-- Exercise details --
Output all of the entries below precisely as written.

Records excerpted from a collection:
===

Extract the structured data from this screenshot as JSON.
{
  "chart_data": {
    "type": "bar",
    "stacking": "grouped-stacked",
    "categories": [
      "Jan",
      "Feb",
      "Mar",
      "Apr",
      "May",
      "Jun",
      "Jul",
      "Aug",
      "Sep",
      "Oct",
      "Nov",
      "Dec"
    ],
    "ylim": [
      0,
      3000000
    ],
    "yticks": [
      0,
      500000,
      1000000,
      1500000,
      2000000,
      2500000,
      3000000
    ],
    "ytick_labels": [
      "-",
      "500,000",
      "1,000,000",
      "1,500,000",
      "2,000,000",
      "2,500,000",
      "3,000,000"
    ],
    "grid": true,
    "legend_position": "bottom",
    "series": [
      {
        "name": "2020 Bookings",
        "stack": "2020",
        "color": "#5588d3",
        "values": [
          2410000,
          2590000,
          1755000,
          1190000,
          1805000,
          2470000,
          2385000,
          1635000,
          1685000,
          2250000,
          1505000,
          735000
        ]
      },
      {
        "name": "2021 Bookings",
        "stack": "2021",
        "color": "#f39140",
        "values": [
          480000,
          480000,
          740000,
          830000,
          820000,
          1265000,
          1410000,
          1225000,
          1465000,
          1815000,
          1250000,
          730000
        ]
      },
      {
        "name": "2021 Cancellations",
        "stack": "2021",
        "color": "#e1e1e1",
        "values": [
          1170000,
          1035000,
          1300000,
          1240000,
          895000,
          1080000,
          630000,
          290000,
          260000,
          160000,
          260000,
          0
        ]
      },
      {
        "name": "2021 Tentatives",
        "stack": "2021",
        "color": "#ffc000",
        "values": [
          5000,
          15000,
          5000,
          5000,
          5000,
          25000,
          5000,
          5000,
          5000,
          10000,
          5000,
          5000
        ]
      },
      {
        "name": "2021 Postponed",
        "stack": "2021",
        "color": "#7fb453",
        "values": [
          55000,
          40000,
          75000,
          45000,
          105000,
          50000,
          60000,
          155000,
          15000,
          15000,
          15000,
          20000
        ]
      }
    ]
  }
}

===

-- Task response --
Extract the structured data from this screenshot as JSON.
{
  "chart_data": {
    "type": "bar",
    "stacking": "grouped-stacked",
    "categories": [
      "Jan",
      "Feb",
      "Mar",
      "Apr",
      "May",
      "Jun",
      "Jul",
      "Aug",
      "Sep",
      "Oct",
      "Nov",
      "Dec"
    ],
    "ylim": [
      0,
      3000000
    ],
    "yticks": [
      0,
      500000,
      1000000,
      1500000,
      2000000,
      2500000,
      3000000
    ],
    "ytick_labels": [
      "-",
      "500,000",
      "1,000,000",
      "1,500,000",
      "2,000,000",
      "2,500,000",
      "3,000,000"
    ],
    "grid": true,
    "legend_position": "bottom",
    "series": [
      {
        "name": "2020 Bookings",
        "stack": "2020",
        "color": "#5588d3",
        "values": [
          2410000,
          2590000,
          1755000,
          1190000,
          1805000,
          2470000,
          2385000,
          1635000,
          1685000,
          2250000,
          1505000,
          735000
        ]
      },
      {
        "name": "2021 Bookings",
        "stack": "2021",
        "color": "#f39140",
        "values": [
          480000,
          480000,
          740000,
          830000,
          820000,
          1265000,
          1410000,
          1225000,
          1465000,
          1815000,
          1250000,
          730000
        ]
      },
      {
        "name": "2021 Cancellations",
        "stack": "2021",
        "color": "#e1e1e1",
        "values": [
          1170000,
          1035000,
          1300000,
          1240000,
          895000,
          1080000,
          630000,
          290000,
          260000,
          160000,
          260000,
          0
        ]
      },
      {
        "name": "2021 Tentatives",
        "stack": "2021",
        "color": "#ffc000",
        "values": [
          5000,
          15000,
          5000,
          5000,
          5000,
          25000,
          5000,
          5000,
          5000,
          10000,
          5000,
          5000
        ]
      },
      {
        "name": "2021 Postponed",
        "stack": "2021",
        "color": "#7fb453",
        "values": [
          55000,
          40000,
          75000,
          45000,
          105000,
          50000,
          60000,
          155000,
          15000,
          15000,
          15000,
          20000
        ]
      }
    ]
  }
}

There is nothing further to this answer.